Input data >>
········

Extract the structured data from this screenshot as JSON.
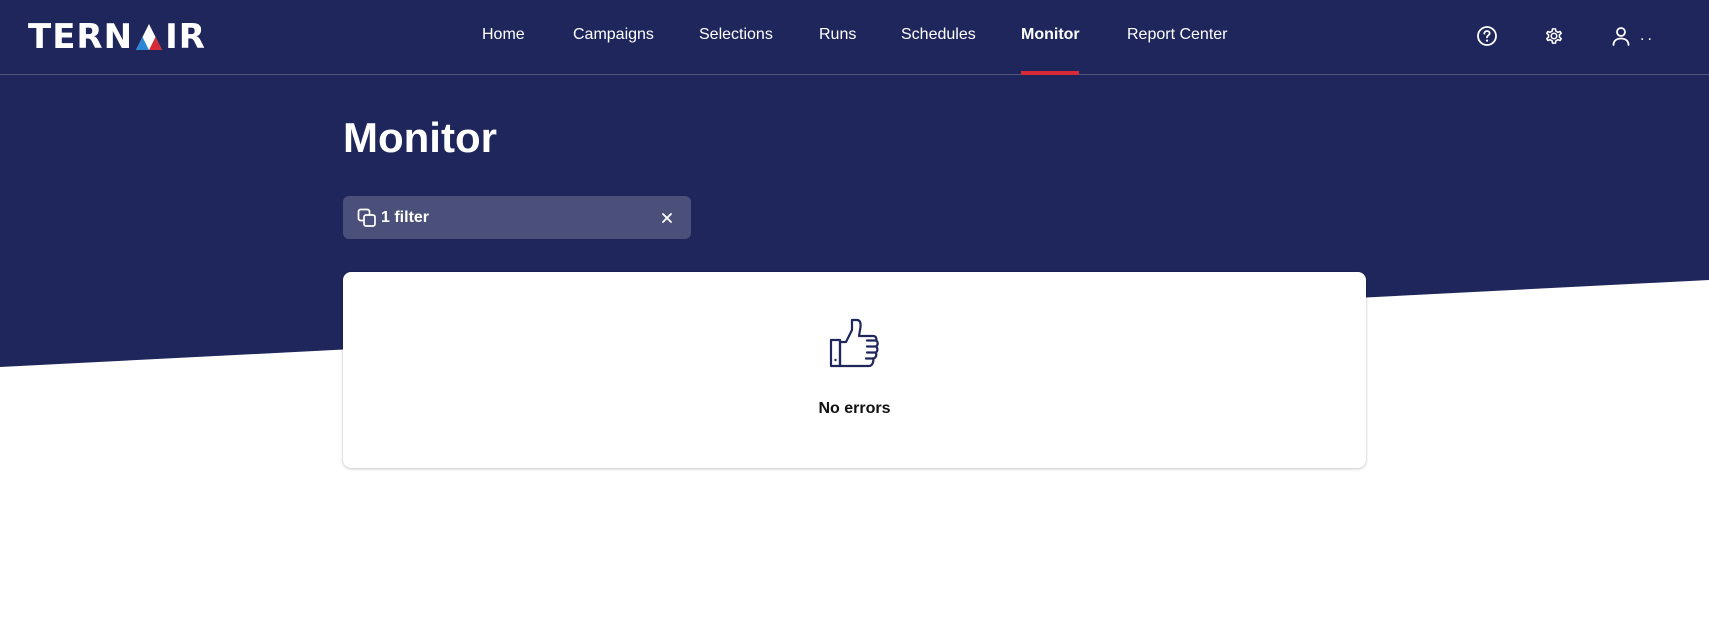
{
  "brand": {
    "logo_text_left": "TERN",
    "logo_text_right": "IR",
    "colors": {
      "navy": "#1f265c",
      "accent_red": "#d62b36",
      "accent_blue": "#2b86d6",
      "chip_bg": "#4a5079"
    }
  },
  "nav": {
    "items": [
      {
        "label": "Home"
      },
      {
        "label": "Campaigns"
      },
      {
        "label": "Selections"
      },
      {
        "label": "Runs"
      },
      {
        "label": "Schedules"
      },
      {
        "label": "Monitor"
      },
      {
        "label": "Report Center"
      }
    ],
    "active": "Monitor"
  },
  "header_actions": {
    "help_icon": "question-circle-icon",
    "settings_icon": "gear-icon",
    "user_icon": "user-icon",
    "user_name": ".."
  },
  "page": {
    "title": "Monitor",
    "filter_chip": {
      "icon": "copy-icon",
      "label": "1 filter",
      "clear_icon": "close-icon"
    }
  },
  "card": {
    "icon": "thumbs-up-icon",
    "message": "No errors"
  }
}
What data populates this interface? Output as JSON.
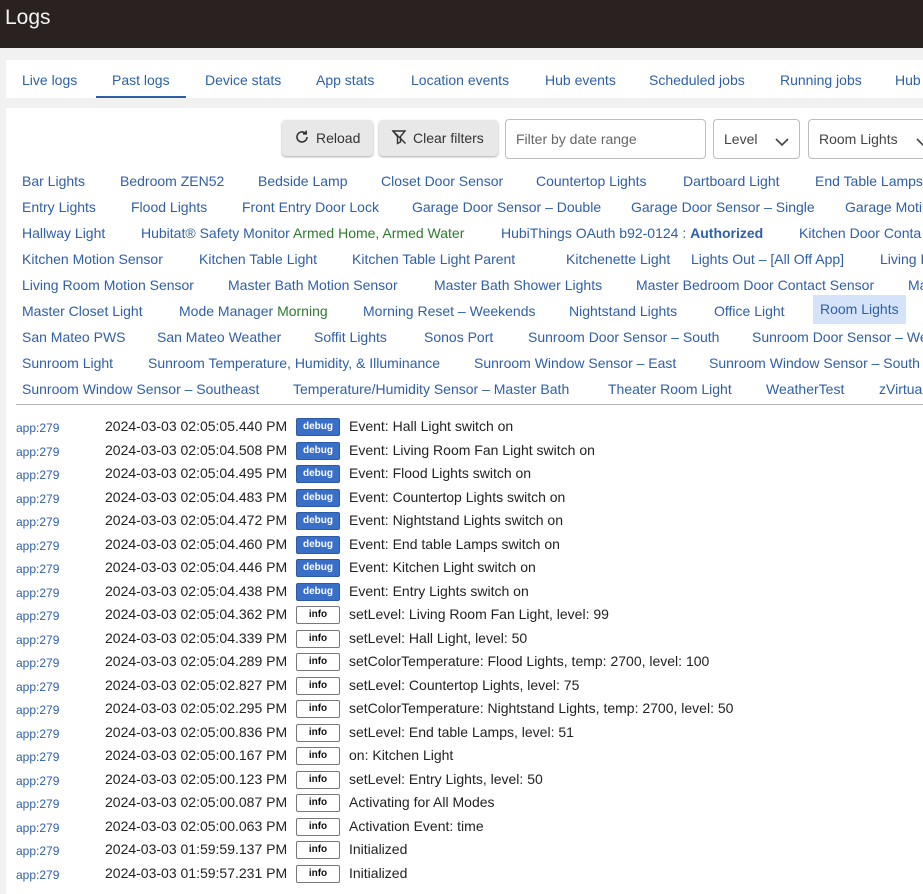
{
  "window": {
    "title": "Logs"
  },
  "tabs": [
    {
      "label": "Live logs"
    },
    {
      "label": "Past logs"
    },
    {
      "label": "Device stats"
    },
    {
      "label": "App stats"
    },
    {
      "label": "Location events"
    },
    {
      "label": "Hub events"
    },
    {
      "label": "Scheduled jobs"
    },
    {
      "label": "Running jobs"
    },
    {
      "label": "Hub"
    }
  ],
  "toolbar": {
    "reload_label": "Reload",
    "clear_filters_label": "Clear filters",
    "date_placeholder": "Filter by date range",
    "level_value": "Level",
    "device_value": "Room Lights"
  },
  "devices": [
    {
      "label": "Bar Lights"
    },
    {
      "label": "Bedroom ZEN52"
    },
    {
      "label": "Bedside Lamp"
    },
    {
      "label": "Closet Door Sensor"
    },
    {
      "label": "Countertop Lights"
    },
    {
      "label": "Dartboard Light"
    },
    {
      "label": "End Table Lamps"
    },
    {
      "label": "Entry Lights"
    },
    {
      "label": "Flood Lights"
    },
    {
      "label": "Front Entry Door Lock"
    },
    {
      "label": "Garage Door Sensor – Double"
    },
    {
      "label": "Garage Door Sensor – Single"
    },
    {
      "label": "Garage Moti"
    },
    {
      "label": "Hallway Light"
    },
    {
      "label": "Hubitat® Safety Monitor",
      "status": "Armed Home, Armed Water"
    },
    {
      "label": "HubiThings OAuth b92-0124 :",
      "badge": "Authorized"
    },
    {
      "label": "Kitchen Door Conta"
    },
    {
      "label": "Kitchen Motion Sensor"
    },
    {
      "label": "Kitchen Table Light"
    },
    {
      "label": "Kitchen Table Light Parent"
    },
    {
      "label": "Kitchenette Light"
    },
    {
      "label": "Lights Out – [All Off App]"
    },
    {
      "label": "Living R"
    },
    {
      "label": "Living Room Motion Sensor"
    },
    {
      "label": "Master Bath Motion Sensor"
    },
    {
      "label": "Master Bath Shower Lights"
    },
    {
      "label": "Master Bedroom Door Contact Sensor"
    },
    {
      "label": "Ma"
    },
    {
      "label": "Master Closet Light"
    },
    {
      "label": "Mode Manager",
      "status": "Morning"
    },
    {
      "label": "Morning Reset – Weekends"
    },
    {
      "label": "Nightstand Lights"
    },
    {
      "label": "Office Light"
    },
    {
      "label": "Room Lights"
    },
    {
      "label": "San Mateo PWS"
    },
    {
      "label": "San Mateo Weather"
    },
    {
      "label": "Soffit Lights"
    },
    {
      "label": "Sonos Port"
    },
    {
      "label": "Sunroom Door Sensor – South"
    },
    {
      "label": "Sunroom Door Sensor – We"
    },
    {
      "label": "Sunroom Light"
    },
    {
      "label": "Sunroom Temperature, Humidity, & Illuminance"
    },
    {
      "label": "Sunroom Window Sensor – East"
    },
    {
      "label": "Sunroom Window Sensor – South"
    },
    {
      "label": "Sunroom Window Sensor – Southeast"
    },
    {
      "label": "Temperature/Humidity Sensor – Master Bath"
    },
    {
      "label": "Theater Room Light"
    },
    {
      "label": "WeatherTest"
    },
    {
      "label": "zVirtua"
    }
  ],
  "logs": [
    {
      "source": "app:279",
      "time": "2024-03-03 02:05:05.440 PM",
      "level": "debug",
      "message": "Event: Hall Light switch on"
    },
    {
      "source": "app:279",
      "time": "2024-03-03 02:05:04.508 PM",
      "level": "debug",
      "message": "Event: Living Room Fan Light switch on"
    },
    {
      "source": "app:279",
      "time": "2024-03-03 02:05:04.495 PM",
      "level": "debug",
      "message": "Event: Flood Lights switch on"
    },
    {
      "source": "app:279",
      "time": "2024-03-03 02:05:04.483 PM",
      "level": "debug",
      "message": "Event: Countertop Lights switch on"
    },
    {
      "source": "app:279",
      "time": "2024-03-03 02:05:04.472 PM",
      "level": "debug",
      "message": "Event: Nightstand Lights switch on"
    },
    {
      "source": "app:279",
      "time": "2024-03-03 02:05:04.460 PM",
      "level": "debug",
      "message": "Event: End table Lamps switch on"
    },
    {
      "source": "app:279",
      "time": "2024-03-03 02:05:04.446 PM",
      "level": "debug",
      "message": "Event: Kitchen Light switch on"
    },
    {
      "source": "app:279",
      "time": "2024-03-03 02:05:04.438 PM",
      "level": "debug",
      "message": "Event: Entry Lights switch on"
    },
    {
      "source": "app:279",
      "time": "2024-03-03 02:05:04.362 PM",
      "level": "info",
      "message": "setLevel: Living Room Fan Light, level: 99"
    },
    {
      "source": "app:279",
      "time": "2024-03-03 02:05:04.339 PM",
      "level": "info",
      "message": "setLevel: Hall Light, level: 50"
    },
    {
      "source": "app:279",
      "time": "2024-03-03 02:05:04.289 PM",
      "level": "info",
      "message": "setColorTemperature: Flood Lights, temp: 2700, level: 100"
    },
    {
      "source": "app:279",
      "time": "2024-03-03 02:05:02.827 PM",
      "level": "info",
      "message": "setLevel: Countertop Lights, level: 75"
    },
    {
      "source": "app:279",
      "time": "2024-03-03 02:05:02.295 PM",
      "level": "info",
      "message": "setColorTemperature: Nightstand Lights, temp: 2700, level: 50"
    },
    {
      "source": "app:279",
      "time": "2024-03-03 02:05:00.836 PM",
      "level": "info",
      "message": "setLevel: End table Lamps, level: 51"
    },
    {
      "source": "app:279",
      "time": "2024-03-03 02:05:00.167 PM",
      "level": "info",
      "message": "on: Kitchen Light"
    },
    {
      "source": "app:279",
      "time": "2024-03-03 02:05:00.123 PM",
      "level": "info",
      "message": "setLevel: Entry Lights, level: 50"
    },
    {
      "source": "app:279",
      "time": "2024-03-03 02:05:00.087 PM",
      "level": "info",
      "message": "Activating for All Modes"
    },
    {
      "source": "app:279",
      "time": "2024-03-03 02:05:00.063 PM",
      "level": "info",
      "message": "Activation Event: time"
    },
    {
      "source": "app:279",
      "time": "2024-03-03 01:59:59.137 PM",
      "level": "info",
      "message": "Initialized"
    },
    {
      "source": "app:279",
      "time": "2024-03-03 01:59:57.231 PM",
      "level": "info",
      "message": "Initialized"
    }
  ]
}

········

Exercise >> Return each line of the data, keeping its wording exact and omitting pictures.

Solution for this exercise >>
Extract the structured data from this screenshot as JSON.
{
  "brand": {
    "logo_text_left": "TERN",
    "logo_text_right": "IR",
    "colors": {
      "navy": "#1f265c",
      "accent_red": "#d62b36",
      "accent_blue": "#2b86d6",
      "chip_bg": "#4a5079"
    }
  },
  "nav": {
    "items": [
      {
        "label": "Home"
      },
      {
        "label": "Campaigns"
      },
      {
        "label": "Selections"
      },
      {
        "label": "Runs"
      },
      {
        "label": "Schedules"
      },
      {
        "label": "Monitor"
      },
      {
        "label": "Report Center"
      }
    ],
    "active": "Monitor"
  },
  "header_actions": {
    "help_icon": "question-circle-icon",
    "settings_icon": "gear-icon",
    "user_icon": "user-icon",
    "user_name": ".."
  },
  "page": {
    "title": "Monitor",
    "filter_chip": {
      "icon": "copy-icon",
      "label": "1 filter",
      "clear_icon": "close-icon"
    }
  },
  "card": {
    "icon": "thumbs-up-icon",
    "message": "No errors"
  }
}
What data populates this interface? Output as JSON.
{
  "window": {
    "title": "Logs"
  },
  "tabs": [
    {
      "label": "Live logs"
    },
    {
      "label": "Past logs"
    },
    {
      "label": "Device stats"
    },
    {
      "label": "App stats"
    },
    {
      "label": "Location events"
    },
    {
      "label": "Hub events"
    },
    {
      "label": "Scheduled jobs"
    },
    {
      "label": "Running jobs"
    },
    {
      "label": "Hub"
    }
  ],
  "toolbar": {
    "reload_label": "Reload",
    "clear_filters_label": "Clear filters",
    "date_placeholder": "Filter by date range",
    "level_value": "Level",
    "device_value": "Room Lights"
  },
  "devices": [
    {
      "label": "Bar Lights"
    },
    {
      "label": "Bedroom ZEN52"
    },
    {
      "label": "Bedside Lamp"
    },
    {
      "label": "Closet Door Sensor"
    },
    {
      "label": "Countertop Lights"
    },
    {
      "label": "Dartboard Light"
    },
    {
      "label": "End Table Lamps"
    },
    {
      "label": "Entry Lights"
    },
    {
      "label": "Flood Lights"
    },
    {
      "label": "Front Entry Door Lock"
    },
    {
      "label": "Garage Door Sensor – Double"
    },
    {
      "label": "Garage Door Sensor – Single"
    },
    {
      "label": "Garage Moti"
    },
    {
      "label": "Hallway Light"
    },
    {
      "label": "Hubitat® Safety Monitor",
      "status": "Armed Home, Armed Water"
    },
    {
      "label": "HubiThings OAuth b92-0124 :",
      "badge": "Authorized"
    },
    {
      "label": "Kitchen Door Conta"
    },
    {
      "label": "Kitchen Motion Sensor"
    },
    {
      "label": "Kitchen Table Light"
    },
    {
      "label": "Kitchen Table Light Parent"
    },
    {
      "label": "Kitchenette Light"
    },
    {
      "label": "Lights Out – [All Off App]"
    },
    {
      "label": "Living R"
    },
    {
      "label": "Living Room Motion Sensor"
    },
    {
      "label": "Master Bath Motion Sensor"
    },
    {
      "label": "Master Bath Shower Lights"
    },
    {
      "label": "Master Bedroom Door Contact Sensor"
    },
    {
      "label": "Ma"
    },
    {
      "label": "Master Closet Light"
    },
    {
      "label": "Mode Manager",
      "status": "Morning"
    },
    {
      "label": "Morning Reset – Weekends"
    },
    {
      "label": "Nightstand Lights"
    },
    {
      "label": "Office Light"
    },
    {
      "label": "Room Lights"
    },
    {
      "label": "San Mateo PWS"
    },
    {
      "label": "San Mateo Weather"
    },
    {
      "label": "Soffit Lights"
    },
    {
      "label": "Sonos Port"
    },
    {
      "label": "Sunroom Door Sensor – South"
    },
    {
      "label": "Sunroom Door Sensor – We"
    },
    {
      "label": "Sunroom Light"
    },
    {
      "label": "Sunroom Temperature, Humidity, & Illuminance"
    },
    {
      "label": "Sunroom Window Sensor – East"
    },
    {
      "label": "Sunroom Window Sensor – South"
    },
    {
      "label": "Sunroom Window Sensor – Southeast"
    },
    {
      "label": "Temperature/Humidity Sensor – Master Bath"
    },
    {
      "label": "Theater Room Light"
    },
    {
      "label": "WeatherTest"
    },
    {
      "label": "zVirtua"
    }
  ],
  "logs": [
    {
      "source": "app:279",
      "time": "2024-03-03 02:05:05.440 PM",
      "level": "debug",
      "message": "Event: Hall Light switch on"
    },
    {
      "source": "app:279",
      "time": "2024-03-03 02:05:04.508 PM",
      "level": "debug",
      "message": "Event: Living Room Fan Light switch on"
    },
    {
      "source": "app:279",
      "time": "2024-03-03 02:05:04.495 PM",
      "level": "debug",
      "message": "Event: Flood Lights switch on"
    },
    {
      "source": "app:279",
      "time": "2024-03-03 02:05:04.483 PM",
      "level": "debug",
      "message": "Event: Countertop Lights switch on"
    },
    {
      "source": "app:279",
      "time": "2024-03-03 02:05:04.472 PM",
      "level": "debug",
      "message": "Event: Nightstand Lights switch on"
    },
    {
      "source": "app:279",
      "time": "2024-03-03 02:05:04.460 PM",
      "level": "debug",
      "message": "Event: End table Lamps switch on"
    },
    {
      "source": "app:279",
      "time": "2024-03-03 02:05:04.446 PM",
      "level": "debug",
      "message": "Event: Kitchen Light switch on"
    },
    {
      "source": "app:279",
      "time": "2024-03-03 02:05:04.438 PM",
      "level": "debug",
      "message": "Event: Entry Lights switch on"
    },
    {
      "source": "app:279",
      "time": "2024-03-03 02:05:04.362 PM",
      "level": "info",
      "message": "setLevel: Living Room Fan Light, level: 99"
    },
    {
      "source": "app:279",
      "time": "2024-03-03 02:05:04.339 PM",
      "level": "info",
      "message": "setLevel: Hall Light, level: 50"
    },
    {
      "source": "app:279",
      "time": "2024-03-03 02:05:04.289 PM",
      "level": "info",
      "message": "setColorTemperature: Flood Lights, temp: 2700, level: 100"
    },
    {
      "source": "app:279",
      "time": "2024-03-03 02:05:02.827 PM",
      "level": "info",
      "message": "setLevel: Countertop Lights, level: 75"
    },
    {
      "source": "app:279",
      "time": "2024-03-03 02:05:02.295 PM",
      "level": "info",
      "message": "setColorTemperature: Nightstand Lights, temp: 2700, level: 50"
    },
    {
      "source": "app:279",
      "time": "2024-03-03 02:05:00.836 PM",
      "level": "info",
      "message": "setLevel: End table Lamps, level: 51"
    },
    {
      "source": "app:279",
      "time": "2024-03-03 02:05:00.167 PM",
      "level": "info",
      "message": "on: Kitchen Light"
    },
    {
      "source": "app:279",
      "time": "2024-03-03 02:05:00.123 PM",
      "level": "info",
      "message": "setLevel: Entry Lights, level: 50"
    },
    {
      "source": "app:279",
      "time": "2024-03-03 02:05:00.087 PM",
      "level": "info",
      "message": "Activating for All Modes"
    },
    {
      "source": "app:279",
      "time": "2024-03-03 02:05:00.063 PM",
      "level": "info",
      "message": "Activation Event: time"
    },
    {
      "source": "app:279",
      "time": "2024-03-03 01:59:59.137 PM",
      "level": "info",
      "message": "Initialized"
    },
    {
      "source": "app:279",
      "time": "2024-03-03 01:59:57.231 PM",
      "level": "info",
      "message": "Initialized"
    }
  ]
}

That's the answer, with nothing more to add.